━━━ Passage to read ━━━

# Opinions?? IBRA OR NBHA



## barrelracin13 (Dec 19, 2013)

me and my friend are trying to decide which one to show in next show season, we are in Greeneville tn, and just trying to find the pros and cons of each association and other peoples opinions on which they like or dislike about it and which they prefer! thanks in advance!!!


----------



## jimmyp (Sep 5, 2013)

My wife runs both depending on which is closer to us. she doesnt run for points but is considering it for next year. to be 100% honest its not really the sanctioning body that makes or breaks one of these shows, it is the club/group that does, so If you have pretty good clubs Id say run whats closest, you will see alot of the same faces at each.

Jim


----------



## BarrelRacer23 (Aug 17, 2011)

━━━

Work instructions:
1. In the barrel racing thread, what does jimmyp say really makes or breaks one of these shows?
2. Continue the barrel racing thread with the reply from BarrelRacer23.

━━━ Material ━━━

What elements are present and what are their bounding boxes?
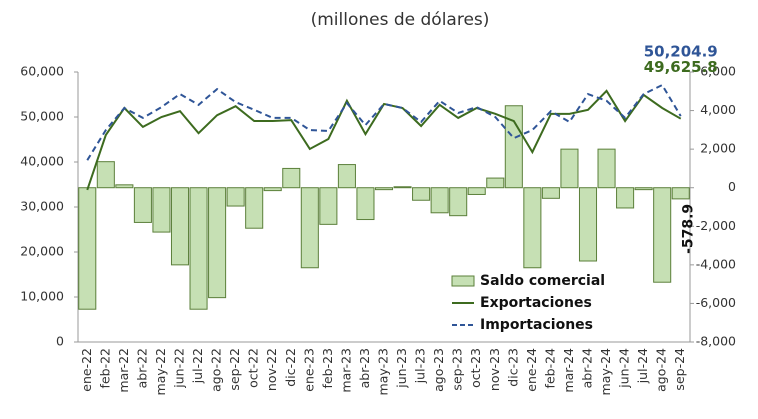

━━━

In response:
1. The club or group putting on the show, not the sanctioning body.

2.
Will you be joining? Going to State or Finals? IBRA shows are free to run for non members if you just want to show and aren't worried about points or going to state. NBHA has a $10 non member fee. I run both of them. I like IBRA because it's about the horse and rider as a team earning points, and the shows are normally cheaper. There's more IBRA shows where I am than NBHA, plus the state show and IBRA finals are 45 minutes away from me. NBHA is great with the districts and winning year end awards for each district. You can't really go wrong with either and will likely find most people run both. I suggest getting on the IBRA and NBHA websites and finding out which has more shows near you.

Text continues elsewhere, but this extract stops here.